→ **Entries shown**

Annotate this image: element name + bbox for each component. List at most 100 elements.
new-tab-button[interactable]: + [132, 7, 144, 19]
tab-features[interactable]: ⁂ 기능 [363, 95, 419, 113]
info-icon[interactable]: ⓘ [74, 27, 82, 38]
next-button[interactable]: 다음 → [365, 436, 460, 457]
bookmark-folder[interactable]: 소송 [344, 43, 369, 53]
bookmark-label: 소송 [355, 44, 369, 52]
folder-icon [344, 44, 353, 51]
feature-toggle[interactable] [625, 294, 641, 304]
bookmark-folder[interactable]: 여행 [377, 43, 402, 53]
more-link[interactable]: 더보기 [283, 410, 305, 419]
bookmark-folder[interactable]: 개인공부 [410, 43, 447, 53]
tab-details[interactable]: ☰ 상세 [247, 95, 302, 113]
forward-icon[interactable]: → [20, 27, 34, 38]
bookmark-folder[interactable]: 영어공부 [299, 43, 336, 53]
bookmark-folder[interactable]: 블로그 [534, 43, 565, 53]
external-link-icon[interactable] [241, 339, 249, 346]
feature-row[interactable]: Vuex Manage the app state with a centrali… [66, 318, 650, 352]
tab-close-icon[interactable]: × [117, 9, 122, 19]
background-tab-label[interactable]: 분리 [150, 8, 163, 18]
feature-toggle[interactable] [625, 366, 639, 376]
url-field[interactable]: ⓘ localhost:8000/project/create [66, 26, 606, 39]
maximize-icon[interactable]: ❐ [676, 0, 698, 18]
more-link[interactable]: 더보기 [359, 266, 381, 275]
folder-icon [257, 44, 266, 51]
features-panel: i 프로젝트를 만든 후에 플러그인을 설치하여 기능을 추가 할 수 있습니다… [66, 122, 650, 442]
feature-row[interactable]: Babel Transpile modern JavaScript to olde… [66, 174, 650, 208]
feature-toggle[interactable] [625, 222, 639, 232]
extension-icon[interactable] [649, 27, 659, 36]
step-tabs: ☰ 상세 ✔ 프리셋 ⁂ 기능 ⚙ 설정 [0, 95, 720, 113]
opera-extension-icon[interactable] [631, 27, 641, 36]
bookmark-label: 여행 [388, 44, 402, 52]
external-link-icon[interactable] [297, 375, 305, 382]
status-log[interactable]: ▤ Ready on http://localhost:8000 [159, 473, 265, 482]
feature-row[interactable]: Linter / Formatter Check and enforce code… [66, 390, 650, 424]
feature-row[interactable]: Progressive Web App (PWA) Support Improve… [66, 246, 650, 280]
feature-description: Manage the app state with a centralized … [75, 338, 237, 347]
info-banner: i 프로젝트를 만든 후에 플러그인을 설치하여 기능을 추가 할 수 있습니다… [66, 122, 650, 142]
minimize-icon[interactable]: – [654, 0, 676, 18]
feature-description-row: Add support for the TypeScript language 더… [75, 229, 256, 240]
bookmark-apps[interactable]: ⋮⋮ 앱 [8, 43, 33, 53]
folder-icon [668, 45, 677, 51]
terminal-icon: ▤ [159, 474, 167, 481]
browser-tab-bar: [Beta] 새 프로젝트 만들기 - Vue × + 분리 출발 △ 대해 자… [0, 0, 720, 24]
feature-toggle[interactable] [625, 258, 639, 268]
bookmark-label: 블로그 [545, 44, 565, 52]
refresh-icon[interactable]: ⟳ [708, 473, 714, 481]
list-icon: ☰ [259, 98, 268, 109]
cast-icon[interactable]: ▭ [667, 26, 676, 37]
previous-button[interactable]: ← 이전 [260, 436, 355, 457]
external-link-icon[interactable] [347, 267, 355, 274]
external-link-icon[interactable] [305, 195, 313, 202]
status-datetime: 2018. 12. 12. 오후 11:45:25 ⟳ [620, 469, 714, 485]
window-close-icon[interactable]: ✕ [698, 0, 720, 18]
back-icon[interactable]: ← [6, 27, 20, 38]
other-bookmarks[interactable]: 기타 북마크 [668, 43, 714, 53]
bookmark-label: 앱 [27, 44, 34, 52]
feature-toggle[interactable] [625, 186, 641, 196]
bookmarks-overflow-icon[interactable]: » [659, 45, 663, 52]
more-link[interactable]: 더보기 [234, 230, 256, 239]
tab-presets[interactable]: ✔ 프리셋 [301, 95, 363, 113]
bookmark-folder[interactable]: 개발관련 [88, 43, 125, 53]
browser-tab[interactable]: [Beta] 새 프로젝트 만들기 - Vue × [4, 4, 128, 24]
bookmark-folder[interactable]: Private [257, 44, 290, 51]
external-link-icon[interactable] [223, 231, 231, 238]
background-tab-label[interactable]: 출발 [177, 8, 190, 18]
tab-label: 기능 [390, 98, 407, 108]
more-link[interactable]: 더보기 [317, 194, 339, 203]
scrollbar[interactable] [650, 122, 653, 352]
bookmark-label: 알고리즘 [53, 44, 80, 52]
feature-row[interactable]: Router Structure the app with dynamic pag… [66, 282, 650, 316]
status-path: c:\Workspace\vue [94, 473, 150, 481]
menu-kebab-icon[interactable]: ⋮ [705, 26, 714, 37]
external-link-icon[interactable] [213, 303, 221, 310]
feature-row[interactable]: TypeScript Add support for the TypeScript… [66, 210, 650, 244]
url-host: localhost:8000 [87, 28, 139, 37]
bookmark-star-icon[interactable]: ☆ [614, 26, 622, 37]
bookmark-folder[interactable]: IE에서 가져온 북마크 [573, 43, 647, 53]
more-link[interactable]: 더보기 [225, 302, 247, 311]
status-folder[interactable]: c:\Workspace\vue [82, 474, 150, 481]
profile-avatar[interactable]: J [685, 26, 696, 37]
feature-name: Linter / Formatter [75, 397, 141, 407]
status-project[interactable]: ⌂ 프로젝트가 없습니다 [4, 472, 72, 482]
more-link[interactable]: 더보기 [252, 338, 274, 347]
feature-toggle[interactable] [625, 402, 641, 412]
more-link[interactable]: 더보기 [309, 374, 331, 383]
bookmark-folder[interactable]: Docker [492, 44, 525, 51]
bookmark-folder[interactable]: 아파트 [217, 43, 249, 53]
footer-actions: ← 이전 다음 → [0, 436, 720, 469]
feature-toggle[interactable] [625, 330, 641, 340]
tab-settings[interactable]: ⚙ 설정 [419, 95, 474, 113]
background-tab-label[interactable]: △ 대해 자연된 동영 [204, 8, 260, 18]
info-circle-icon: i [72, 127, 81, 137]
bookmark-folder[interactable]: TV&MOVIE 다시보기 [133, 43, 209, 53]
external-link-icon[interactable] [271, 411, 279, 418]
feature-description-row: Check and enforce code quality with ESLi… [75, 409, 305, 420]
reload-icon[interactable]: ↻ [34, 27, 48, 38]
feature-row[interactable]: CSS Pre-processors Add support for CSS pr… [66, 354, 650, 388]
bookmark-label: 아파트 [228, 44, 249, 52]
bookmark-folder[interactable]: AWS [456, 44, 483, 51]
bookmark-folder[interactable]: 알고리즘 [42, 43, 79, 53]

→ **What the task asks**
Return every line above that contains the string "background", copying each one in full.

→ **Answer to this problem**
background-tab-label[interactable]: 분리 [150, 8, 163, 18]
background-tab-label[interactable]: 출발 [177, 8, 190, 18]
background-tab-label[interactable]: △ 대해 자연된 동영 [204, 8, 260, 18]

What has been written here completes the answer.